- [RECORDS PROVIDED]:

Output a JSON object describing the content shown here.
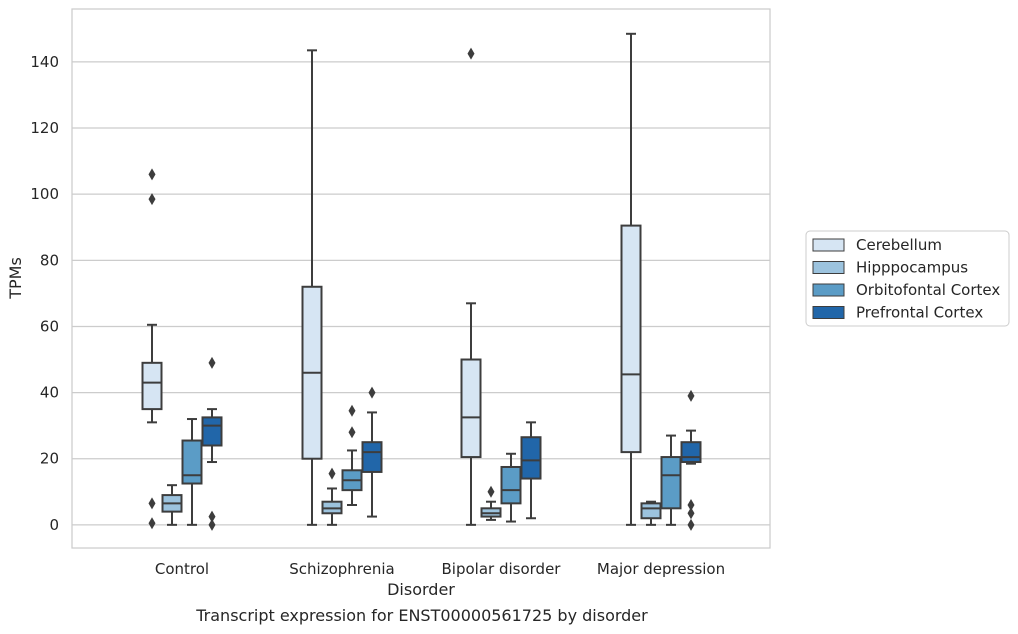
{
  "caption": "Transcript expression for ENST00000561725 by disorder",
  "chart_data": {
    "type": "boxplot",
    "title": "",
    "xlabel": "Disorder",
    "ylabel": "TPMs",
    "ylim": [
      -7,
      156
    ],
    "yticks": [
      0,
      20,
      40,
      60,
      80,
      100,
      120,
      140
    ],
    "grid": true,
    "legend_position": "right",
    "categories": [
      "Control",
      "Schizophrenia",
      "Bipolar disorder",
      "Major depression"
    ],
    "series": [
      {
        "name": "Cerebellum",
        "color": "#d6e5f3",
        "boxes": [
          {
            "whislo": 31,
            "q1": 35,
            "med": 43,
            "q3": 49,
            "whishi": 60.5,
            "fliers": [
              106,
              98.5,
              6.5,
              0.5
            ]
          },
          {
            "whislo": 0,
            "q1": 20,
            "med": 46,
            "q3": 72,
            "whishi": 143.5,
            "fliers": []
          },
          {
            "whislo": 0,
            "q1": 20.5,
            "med": 32.5,
            "q3": 50,
            "whishi": 67,
            "fliers": [
              142.5
            ]
          },
          {
            "whislo": 0,
            "q1": 22,
            "med": 45.5,
            "q3": 90.5,
            "whishi": 148.5,
            "fliers": []
          }
        ]
      },
      {
        "name": "Hipppocampus",
        "color": "#9cc3de",
        "boxes": [
          {
            "whislo": 0,
            "q1": 4,
            "med": 6.5,
            "q3": 9,
            "whishi": 12,
            "fliers": []
          },
          {
            "whislo": 0,
            "q1": 3.5,
            "med": 5,
            "q3": 7,
            "whishi": 11,
            "fliers": [
              15.5
            ]
          },
          {
            "whislo": 1.5,
            "q1": 2.5,
            "med": 3.5,
            "q3": 5,
            "whishi": 7,
            "fliers": [
              10
            ]
          },
          {
            "whislo": 0,
            "q1": 2,
            "med": 5,
            "q3": 6.5,
            "whishi": 7,
            "fliers": []
          }
        ]
      },
      {
        "name": "Orbitofontal Cortex",
        "color": "#5b9cc6",
        "boxes": [
          {
            "whislo": 0,
            "q1": 12.5,
            "med": 15,
            "q3": 25.5,
            "whishi": 32,
            "fliers": []
          },
          {
            "whislo": 6,
            "q1": 10.5,
            "med": 13.5,
            "q3": 16.5,
            "whishi": 22.5,
            "fliers": [
              34.5,
              28
            ]
          },
          {
            "whislo": 1,
            "q1": 6.5,
            "med": 10.5,
            "q3": 17.5,
            "whishi": 21.5,
            "fliers": []
          },
          {
            "whislo": 0,
            "q1": 5,
            "med": 15,
            "q3": 20.5,
            "whishi": 27,
            "fliers": []
          }
        ]
      },
      {
        "name": "Prefrontal Cortex",
        "color": "#2166a9",
        "boxes": [
          {
            "whislo": 19,
            "q1": 24,
            "med": 30,
            "q3": 32.5,
            "whishi": 35,
            "fliers": [
              49,
              2.5,
              0
            ]
          },
          {
            "whislo": 2.5,
            "q1": 16,
            "med": 22,
            "q3": 25,
            "whishi": 34,
            "fliers": [
              40
            ]
          },
          {
            "whislo": 2,
            "q1": 14,
            "med": 19.5,
            "q3": 26.5,
            "whishi": 31,
            "fliers": []
          },
          {
            "whislo": 18.5,
            "q1": 19,
            "med": 20.5,
            "q3": 25,
            "whishi": 28.5,
            "fliers": [
              39,
              6,
              3.5,
              0
            ]
          }
        ]
      }
    ]
  }
}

- [REQUIREMENTS]:
Retype all the records shown above, character for character. Omit every picture.

- [CORRECT RESPONSE]:
Output a JSON object describing the content shown here.
{
  "caption": "Transcript expression for ENST00000561725 by disorder",
  "chart_data": {
    "type": "boxplot",
    "title": "",
    "xlabel": "Disorder",
    "ylabel": "TPMs",
    "ylim": [
      -7,
      156
    ],
    "yticks": [
      0,
      20,
      40,
      60,
      80,
      100,
      120,
      140
    ],
    "grid": true,
    "legend_position": "right",
    "categories": [
      "Control",
      "Schizophrenia",
      "Bipolar disorder",
      "Major depression"
    ],
    "series": [
      {
        "name": "Cerebellum",
        "color": "#d6e5f3",
        "boxes": [
          {
            "whislo": 31,
            "q1": 35,
            "med": 43,
            "q3": 49,
            "whishi": 60.5,
            "fliers": [
              106,
              98.5,
              6.5,
              0.5
            ]
          },
          {
            "whislo": 0,
            "q1": 20,
            "med": 46,
            "q3": 72,
            "whishi": 143.5,
            "fliers": []
          },
          {
            "whislo": 0,
            "q1": 20.5,
            "med": 32.5,
            "q3": 50,
            "whishi": 67,
            "fliers": [
              142.5
            ]
          },
          {
            "whislo": 0,
            "q1": 22,
            "med": 45.5,
            "q3": 90.5,
            "whishi": 148.5,
            "fliers": []
          }
        ]
      },
      {
        "name": "Hipppocampus",
        "color": "#9cc3de",
        "boxes": [
          {
            "whislo": 0,
            "q1": 4,
            "med": 6.5,
            "q3": 9,
            "whishi": 12,
            "fliers": []
          },
          {
            "whislo": 0,
            "q1": 3.5,
            "med": 5,
            "q3": 7,
            "whishi": 11,
            "fliers": [
              15.5
            ]
          },
          {
            "whislo": 1.5,
            "q1": 2.5,
            "med": 3.5,
            "q3": 5,
            "whishi": 7,
            "fliers": [
              10
            ]
          },
          {
            "whislo": 0,
            "q1": 2,
            "med": 5,
            "q3": 6.5,
            "whishi": 7,
            "fliers": []
          }
        ]
      },
      {
        "name": "Orbitofontal Cortex",
        "color": "#5b9cc6",
        "boxes": [
          {
            "whislo": 0,
            "q1": 12.5,
            "med": 15,
            "q3": 25.5,
            "whishi": 32,
            "fliers": []
          },
          {
            "whislo": 6,
            "q1": 10.5,
            "med": 13.5,
            "q3": 16.5,
            "whishi": 22.5,
            "fliers": [
              34.5,
              28
            ]
          },
          {
            "whislo": 1,
            "q1": 6.5,
            "med": 10.5,
            "q3": 17.5,
            "whishi": 21.5,
            "fliers": []
          },
          {
            "whislo": 0,
            "q1": 5,
            "med": 15,
            "q3": 20.5,
            "whishi": 27,
            "fliers": []
          }
        ]
      },
      {
        "name": "Prefrontal Cortex",
        "color": "#2166a9",
        "boxes": [
          {
            "whislo": 19,
            "q1": 24,
            "med": 30,
            "q3": 32.5,
            "whishi": 35,
            "fliers": [
              49,
              2.5,
              0
            ]
          },
          {
            "whislo": 2.5,
            "q1": 16,
            "med": 22,
            "q3": 25,
            "whishi": 34,
            "fliers": [
              40
            ]
          },
          {
            "whislo": 2,
            "q1": 14,
            "med": 19.5,
            "q3": 26.5,
            "whishi": 31,
            "fliers": []
          },
          {
            "whislo": 18.5,
            "q1": 19,
            "med": 20.5,
            "q3": 25,
            "whishi": 28.5,
            "fliers": [
              39,
              6,
              3.5,
              0
            ]
          }
        ]
      }
    ]
  }
}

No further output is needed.